Supplied text
I agree w/all of that except:

-1 durability 

I've worn out 2 ratcheting systems w/in 18 months of the shoe being new (straps w/notches wore out). I then had to spend something like $20 getting a pair of new plastic straps. I've never worn out a velcro strap before the rest of the shoe fell apart.

Thx...Doug


----------



## cwg_at_opc (Oct 20, 2005)

dgangi said:


> I agree w/all of that except:
> 
> -1 durability
> 
> ...


it must just be me then, the velcro on my old shimano's wore out just as the shoes were
getting broken-in. the velcro on the nike's seem to be pretty good overall, though
i guess we should just use the usual YMMV for both the straps.


----------



## mayukawa (Mar 14, 2006)

I have a pair with the rachets (and two velcro straps) and a pair with three velcro straps. The one with the rachet seems to be an unnecessary complexity and weight. The one with the rachet can be made more tight than the one with strap, which might be useful for those who pull up on their pedals (I don't). I don't have a problem undoing the rachet, one finger on release button and thumb to pull out strap. I think when I wear out mine, I'm just going to stick with the three velcro straps and save some money/weight.


----------



## IcemanYVR (Jul 27, 2006)

I vote for the ratchets. I have been using Sidi (ratchet and two straps), and never worn either pair out. Another reason is they are the only shoe that really fits my feet properly.

I found the ratchets easy to do up, or undo, it just becomes second nature. They are also easy to adjust on the go. The buckles are reparable, any competent shop should have repleacement parts.

If you wear out in 20 months, your shoes are defective, or you are not using them right, although I don't know how you could use them wrong 

I don't worry about the extra weight of the buckle, that's just over the top


----------



## ifcjti (Jun 14, 2004)

*Boa!*

I have ued both velcro straps and a rachet with velcoro straps and they both work well. Recently, I purchased the Specialized S-Works carbon shoes. I have been looking for some comfortable shoes for a long time and was ready to purchase custom Rocket 7's, I first decided to give the S-Works shoes a try and WOW! These shoes fit great and the Boa closure system is the best I have tried. It puts very even pressure throuhout the shoe when tightening, is easy to loosen and readjust, the shoes are very light, carbon sole. I agree with what other posters have said, start out with a shoe that fits first of all. I didn't purchase these shoes because they had the Boa closure sytem, I purchased them because they made my feet happy! Check them out.


----------



## Bill Stevenson (Jul 14, 2006)

[Records]
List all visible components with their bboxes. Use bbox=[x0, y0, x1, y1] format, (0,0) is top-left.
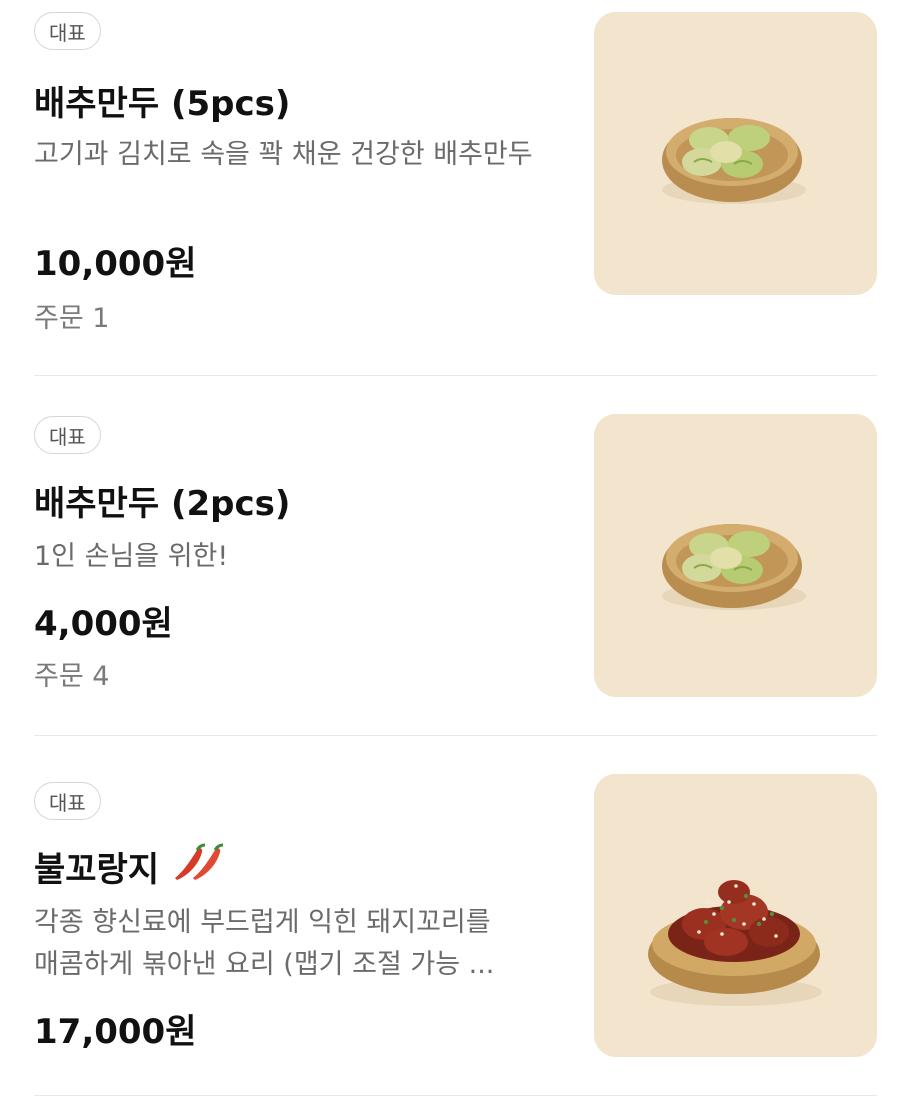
menu-item-name: 배추만두 (2pcs) bbox=[34, 484, 291, 524]
menu-item-photo[interactable] bbox=[594, 414, 877, 697]
menu-item-order-count: 주문 4 bbox=[34, 661, 110, 692]
chili-peppers-icon bbox=[169, 842, 231, 891]
menu-item-photo[interactable] bbox=[594, 12, 877, 295]
menu-item-name-text: 불꼬랑지 bbox=[34, 850, 160, 890]
menu-item-description-line: 각종 향신료에 부드럽게 익힌 돼지꼬리를 bbox=[34, 907, 491, 938]
menu-item-name: 배추만두 (5pcs) bbox=[34, 84, 291, 124]
item-divider bbox=[34, 1095, 877, 1096]
menu-item-price: 4,000원 bbox=[34, 604, 173, 644]
signature-badge: 대표 bbox=[34, 782, 101, 820]
menu-item-description-line: 매콤하게 볶아낸 요리 (맵기 조절 가능 ... bbox=[34, 949, 495, 980]
menu-item-cabbage-dumpling-2[interactable]: 대표 배추만두 (2pcs) 1인 손님을 위한! 4,000원 주문 4 bbox=[0, 376, 900, 736]
signature-badge: 대표 bbox=[34, 12, 101, 50]
menu-item-price: 17,000원 bbox=[34, 1012, 197, 1052]
menu-item-description: 고기과 김치로 속을 꽉 채운 건강한 배추만두 bbox=[34, 139, 533, 170]
menu-item-photo[interactable] bbox=[594, 774, 877, 1057]
menu-item-order-count: 주문 1 bbox=[34, 303, 110, 334]
menu-item-description: 1인 손님을 위한! bbox=[34, 541, 229, 572]
menu-item-name: 불꼬랑지 bbox=[34, 842, 231, 891]
signature-badge: 대표 bbox=[34, 416, 101, 454]
menu-item-price: 10,000원 bbox=[34, 244, 197, 284]
menu-item-cabbage-dumpling-5[interactable]: 대표 배추만두 (5pcs) 고기과 김치로 속을 꽉 채운 건강한 배추만두 … bbox=[0, 0, 900, 376]
menu-item-bulkkorangji[interactable]: 대표 불꼬랑지 각종 향신료에 부드럽게 익힌 돼지꼬리를 매콤하게 볶아낸 요… bbox=[0, 736, 900, 1096]
menu-item-description: 각종 향신료에 부드럽게 익힌 돼지꼬리를 매콤하게 볶아낸 요리 (맵기 조절… bbox=[34, 902, 554, 986]
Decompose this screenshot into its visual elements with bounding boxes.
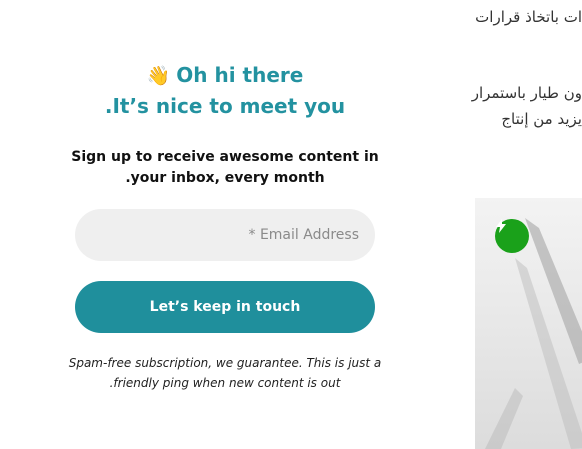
newsletter-signup: 👋 Oh hi there .It’s nice to meet you Sign… — [60, 60, 390, 393]
greeting-heading: 👋 Oh hi there .It’s nice to meet you — [60, 60, 390, 121]
signup-description: Sign up to receive awesome content in .y… — [60, 147, 390, 189]
background-text-line: يزيد من إنتاج — [501, 110, 582, 128]
greeting-line-2: .It’s nice to meet you — [104, 94, 346, 118]
background-text-line: ون طيار باستمرار — [471, 84, 582, 102]
signup-description-line-2: .your inbox, every month — [125, 170, 325, 186]
email-field[interactable] — [75, 209, 375, 261]
disclaimer-line-1: Spam-free subscription, we guarantee. Th… — [68, 356, 382, 370]
subscribe-button[interactable]: Let’s keep in touch — [75, 281, 375, 333]
signup-description-line-1: Sign up to receive awesome content in — [71, 149, 379, 165]
greeting-line-1: Oh hi there — [176, 63, 304, 87]
energy-badge — [495, 219, 529, 253]
spam-disclaimer: Spam-free subscription, we guarantee. Th… — [60, 353, 390, 393]
wind-turbine-image — [475, 198, 582, 449]
lightning-icon — [496, 219, 506, 233]
waving-hand-icon: 👋 — [146, 65, 171, 87]
disclaimer-line-2: .friendly ping when new content is out — [109, 376, 341, 390]
background-text-line: ات باتخاذ قرارات — [475, 8, 582, 26]
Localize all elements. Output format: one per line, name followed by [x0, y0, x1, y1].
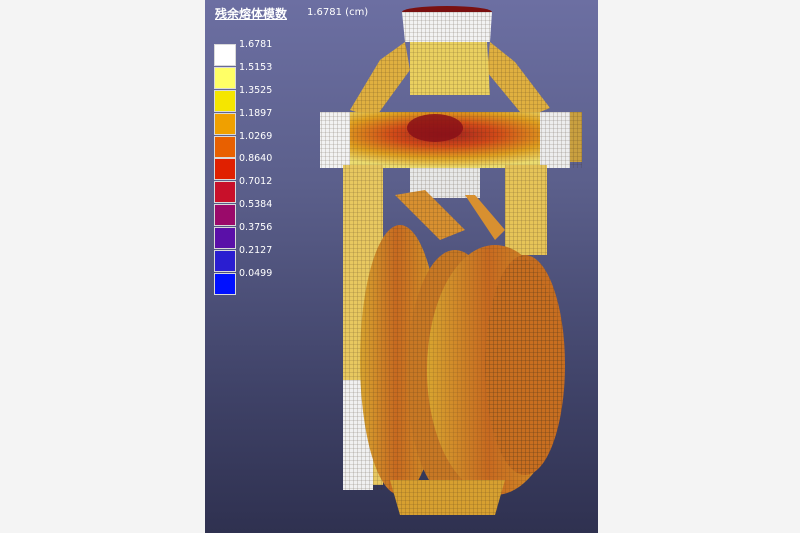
- legend-swatch: [214, 250, 236, 273]
- legend-swatch: [214, 44, 236, 66]
- legend-swatch: [214, 204, 236, 227]
- legend-label: 0.0499: [239, 267, 273, 279]
- legend-swatch: [214, 66, 236, 89]
- legend-label: 1.6781: [239, 39, 273, 50]
- casting-mesh-render: [320, 6, 582, 515]
- max-value-readout: 1.6781 (cm): [307, 7, 369, 18]
- legend-swatch: [214, 112, 236, 135]
- legend-label: 0.3756: [239, 222, 273, 234]
- legend-swatch: [214, 227, 236, 250]
- legend-swatch: [214, 89, 236, 112]
- main-wheel: [427, 245, 565, 495]
- riser-top: [402, 6, 492, 42]
- legend-swatch: [214, 272, 236, 295]
- legend-label: 1.5153: [239, 61, 273, 73]
- simulation-viewport[interactable]: 残余熔体模数 1.6781 (cm) 1.6781 1.5153 1.3525 1.1…: [205, 0, 598, 533]
- legend-label: 0.7012: [239, 176, 273, 188]
- top-plate: [320, 112, 582, 168]
- legend-label: 1.1897: [239, 107, 273, 119]
- legend-label: 1.0269: [239, 130, 273, 142]
- legend-swatch: [214, 135, 236, 158]
- legend-label: 0.8640: [239, 153, 273, 165]
- legend-label: 0.5384: [239, 199, 273, 211]
- legend-swatch: [214, 158, 236, 181]
- right-column: [505, 165, 547, 255]
- result-title: 残余熔体模数: [215, 7, 288, 21]
- legend-label: 1.3525: [239, 84, 273, 96]
- legend-swatch: [214, 181, 236, 204]
- legend-label: 0.2127: [239, 245, 273, 257]
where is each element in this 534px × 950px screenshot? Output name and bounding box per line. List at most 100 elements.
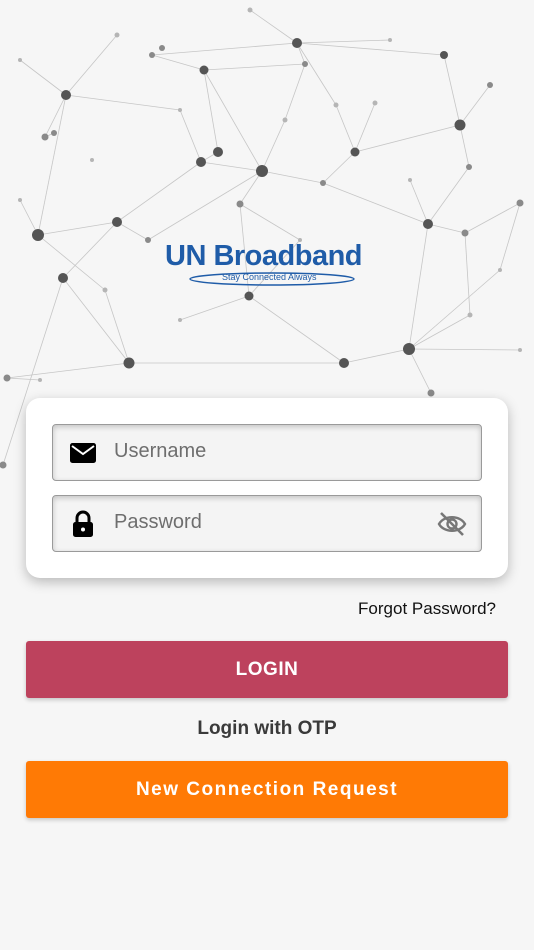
network-node	[112, 217, 122, 227]
network-link	[65, 94, 181, 111]
network-node	[213, 147, 223, 157]
envelope-icon	[70, 443, 96, 463]
network-link	[62, 221, 118, 279]
network-link	[116, 161, 202, 223]
network-node	[516, 199, 524, 207]
network-node	[236, 200, 244, 208]
network-node	[467, 312, 473, 318]
network-link	[322, 182, 429, 225]
network-link	[284, 63, 306, 121]
network-link	[200, 161, 263, 172]
network-node	[51, 130, 57, 136]
network-node	[244, 291, 254, 301]
network-link	[151, 54, 205, 71]
username-placeholder: Username	[114, 440, 207, 462]
network-link	[343, 348, 410, 364]
network-node	[145, 237, 151, 243]
forgot-password-link[interactable]: Forgot Password?	[358, 599, 496, 619]
network-node	[372, 100, 378, 106]
network-node	[196, 157, 206, 167]
network-node	[339, 358, 349, 368]
login-button[interactable]: LOGIN	[26, 641, 508, 698]
network-link	[459, 124, 470, 168]
network-node	[498, 268, 502, 272]
network-node	[320, 180, 326, 186]
network-link	[464, 232, 471, 316]
network-link	[296, 42, 445, 56]
network-link	[116, 221, 149, 241]
network-link	[239, 203, 301, 241]
network-node	[41, 133, 49, 141]
network-node	[18, 58, 22, 62]
network-link	[408, 314, 471, 350]
network-node	[302, 61, 308, 67]
network-link	[37, 94, 67, 236]
network-link	[248, 295, 345, 364]
network-link	[335, 104, 356, 153]
username-field[interactable]: Username	[52, 424, 482, 481]
network-link	[19, 59, 67, 96]
network-link	[322, 151, 356, 184]
network-link	[408, 269, 501, 350]
login-with-otp-link[interactable]: Login with OTP	[0, 718, 534, 740]
network-node	[487, 82, 493, 88]
network-node	[199, 65, 209, 75]
network-node	[461, 229, 469, 237]
network-node	[256, 165, 268, 177]
network-link	[203, 63, 306, 71]
network-link	[6, 377, 41, 381]
network-link	[443, 54, 461, 126]
network-link	[37, 221, 118, 236]
network-link	[464, 202, 521, 234]
password-field[interactable]: Password	[52, 495, 482, 552]
network-node	[333, 102, 339, 108]
network-link	[104, 289, 130, 364]
brand-logo: UN Broadband Stay Connected Always	[165, 240, 375, 290]
network-node	[18, 198, 22, 202]
network-link	[427, 223, 466, 234]
network-node	[518, 348, 522, 352]
network-node	[350, 147, 360, 157]
network-node	[32, 229, 44, 241]
brand-tagline: Stay Connected Always	[222, 272, 317, 282]
network-link	[408, 348, 521, 351]
network-node	[149, 52, 155, 58]
network-node	[178, 318, 182, 322]
network-node	[440, 51, 448, 59]
brand-name: UN Broadband	[165, 240, 363, 272]
network-node	[408, 178, 412, 182]
network-link	[354, 124, 461, 153]
new-connection-request-button[interactable]: New Connection Request	[26, 761, 508, 818]
network-node	[159, 45, 165, 51]
network-node	[427, 389, 435, 397]
network-link	[427, 166, 470, 225]
network-node	[423, 219, 433, 229]
network-node	[114, 32, 120, 38]
lock-icon	[73, 510, 93, 537]
network-node	[178, 108, 182, 112]
network-link	[261, 119, 286, 172]
network-link	[62, 277, 130, 364]
network-node	[58, 273, 68, 283]
network-link	[65, 34, 118, 96]
eye-off-icon[interactable]	[437, 510, 467, 538]
network-node	[102, 287, 108, 293]
network-link	[151, 42, 298, 56]
network-link	[459, 84, 491, 126]
network-node	[247, 7, 253, 13]
network-node	[123, 357, 135, 369]
network-node	[38, 378, 42, 382]
network-link	[179, 295, 250, 321]
network-link	[147, 170, 263, 241]
network-node	[454, 119, 466, 131]
network-link	[499, 202, 521, 271]
network-link	[37, 234, 106, 291]
network-link	[261, 170, 324, 184]
network-node	[90, 158, 94, 162]
network-link	[409, 179, 429, 225]
network-link	[249, 9, 298, 44]
network-link	[179, 109, 202, 163]
network-node	[3, 374, 11, 382]
network-node	[0, 461, 7, 469]
login-card: Username Password	[26, 398, 508, 578]
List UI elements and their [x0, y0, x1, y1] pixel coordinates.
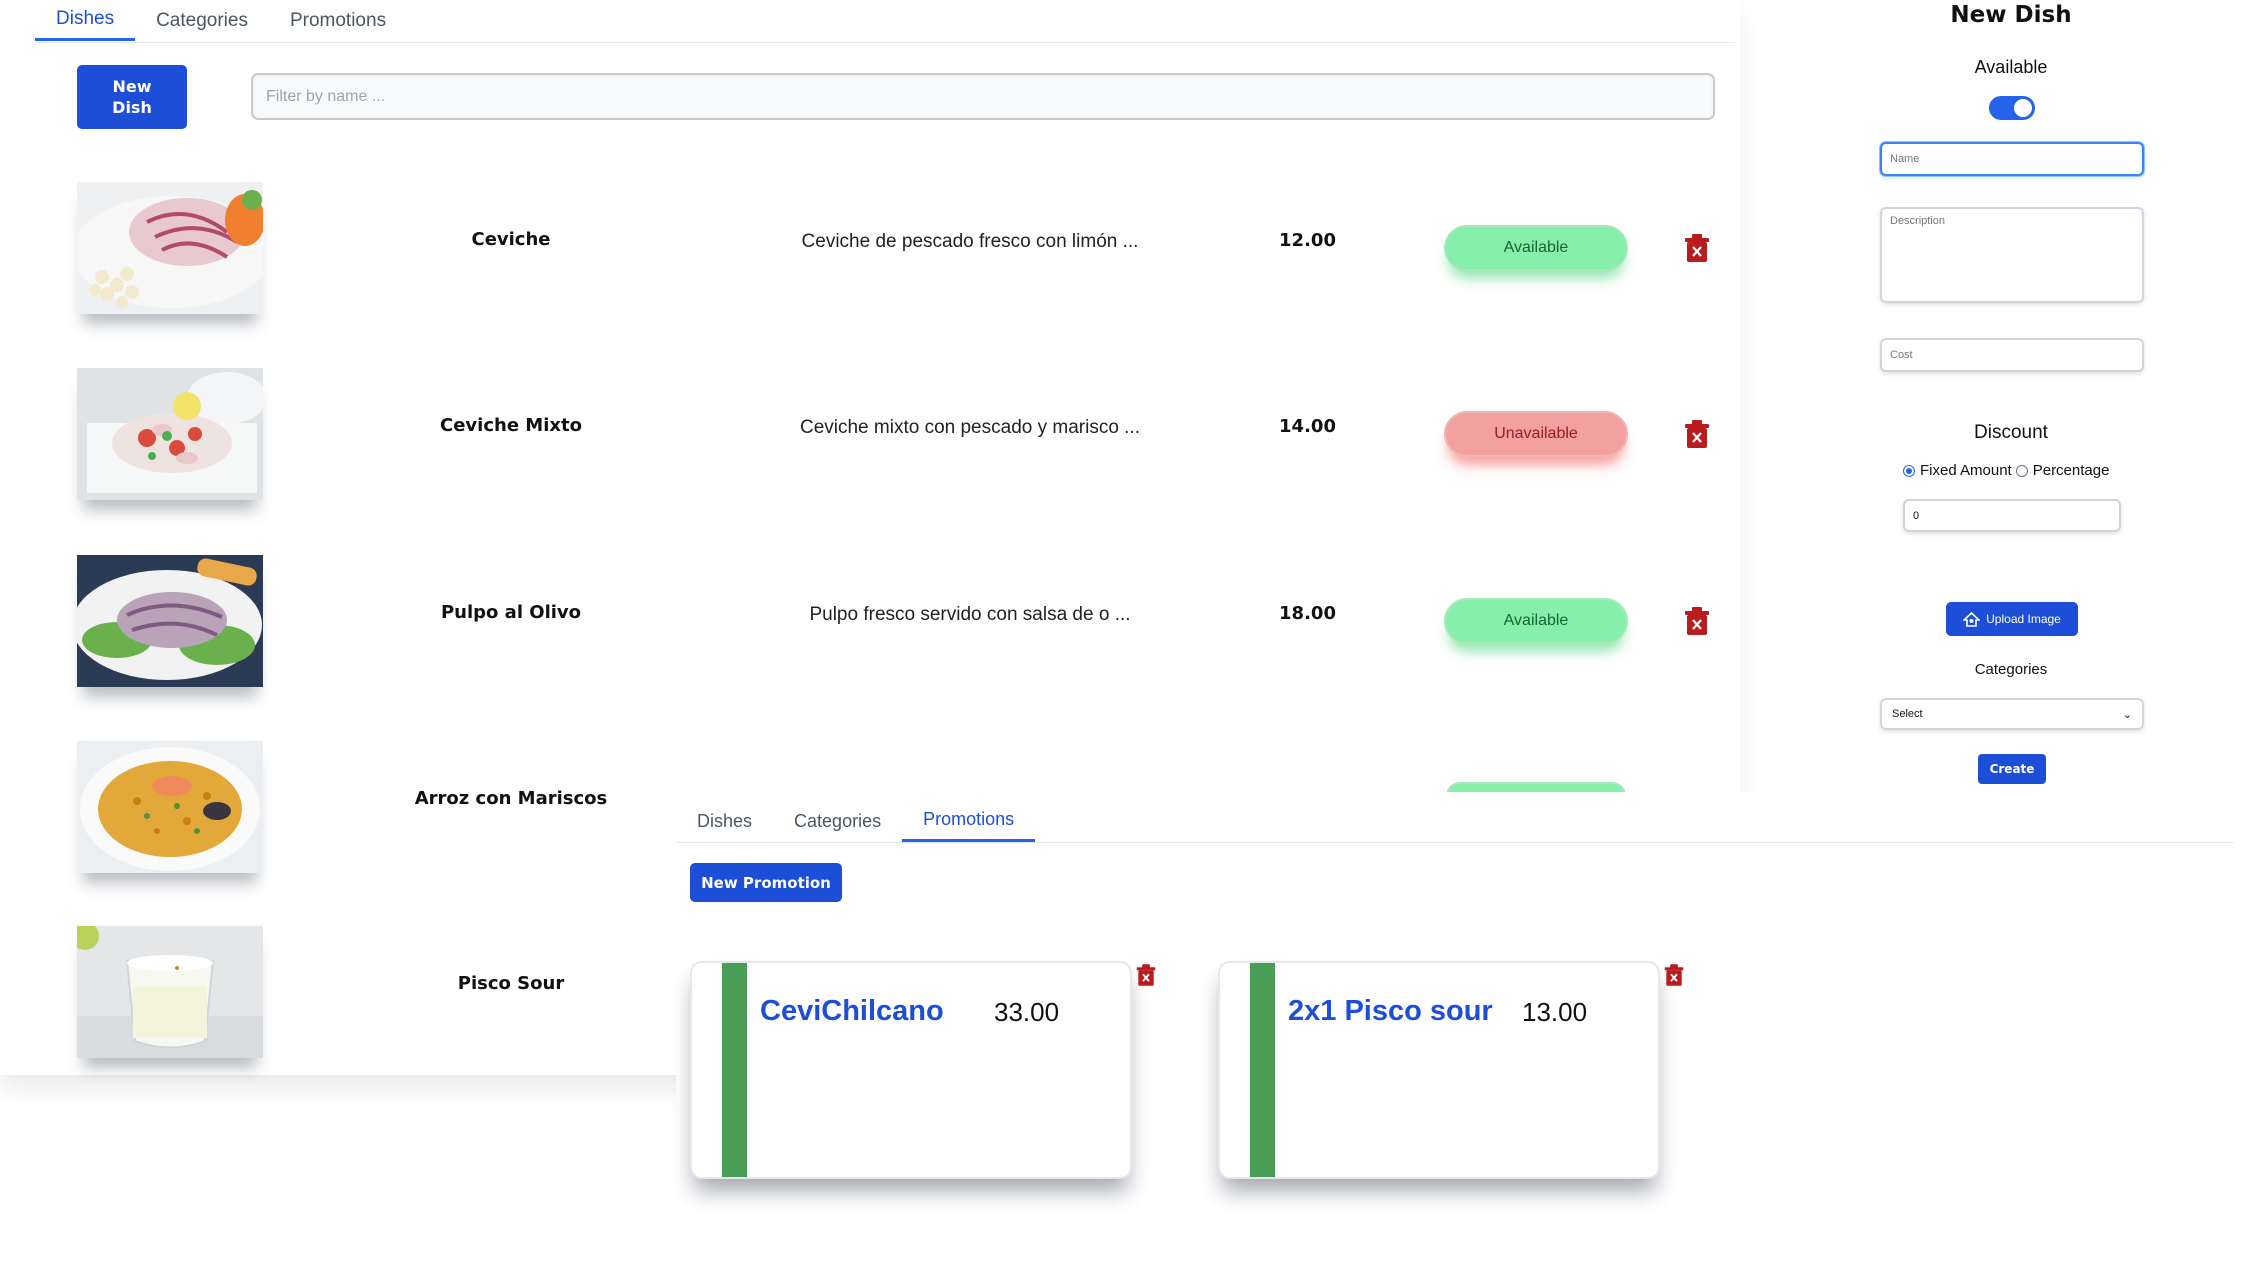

What to work on
1. Answer these questions about the shoe-closure thread:
(a) About how much did the first poster spend on a pair of new plastic straps?
(b) What brand of shoes does the poster who votes for the ratchets say he has been using?
(c) What closure system do the Specialized S-Works carbon shoes have?
2. Reproduce the part of the shoe-closure thread starting with "I found the" and going on through "have repleacement parts.".
3. Write the next part of the shoe-closure thread, picking up after its last line.

Answer set
1.
(a) Something like $20.
(b) Sidi.
(c) The Boa closure system.

2.
I found the ratchets easy to do up, or undo, it just becomes second nature. They are also easy to adjust on the go. The buckles are reparable, any competent shop should have repleacement parts.

3.
*re. nike*

Thanks I will give them a look.


----------



## Spinfinity (Feb 3, 2004)

*no ratchets for me.*

Some years ago I worked as a bike "tech" on an AIDS ride from Montreal to Portland, ME. Ratchets on shoes came in just behind failing computers as the most frequent and annoying accessory failure. We put more than a few riders back on the road wearing $200 shoes held together by duct tape. Left a lasting impression on me that ratchets complicate something simple to solve a problem that didn't exist. Velcro is fine and laces, if you can find them, even better.


----------



## sgt_hedgehog (Jun 28, 2004)

Every person I know with Sidi shoes has the "Sidi shine" scuff mark on their crank arm, from the thick anchor for the the rachet strap. Especially if they use Crank Bros. pedals.


----------



## IcemanYVR (Jul 27, 2006)

sgt_hedgehog said:


> Every person I know with Sidi shoes has the "Sidi shine" scuff mark on their crank arm, from the thick anchor for the the rachet strap. Especially if they use Crank Bros. pedals.


Every person you know must be wearing their shoes backwards, becuase the SIDI buckle and ratchet are on the outside of the shoe. Nice try.


----------



## sgt_hedgehog (Jun 28, 2004)

IcemanYQQ said:


> Every person you know must be wearing their shoes backwards, becuase the SIDI buckle and ratchet are on the outside of the shoe. Nice try.


actually no. you're wrong. I'm talking about the adjustment on the inside of the shoe to positon the buckle over the top of your foot. if it is too far inward (towards the crank) there is a lot of extra plastic that rubs against the crank arm. Nice try, though.


----------



## SPINDAWG (Aug 24, 2003)

*I like the ratchet closure system as well.*

Especially if they are Sidi's. I have both the Ergo's and Energies that offer the spider buckle and Techno II closure system and feel they are easier to tighten while on the fly. Although, I do agree with the others that they can be a pain to loosen back up.

Even if your a weight weenie,I feel that these are the way to go. Not much more involved with these straps versus the velcro,plus these can be replaced.Not many places can you buy the velcro straps.


----------



## IcemanYVR (Jul 27, 2006)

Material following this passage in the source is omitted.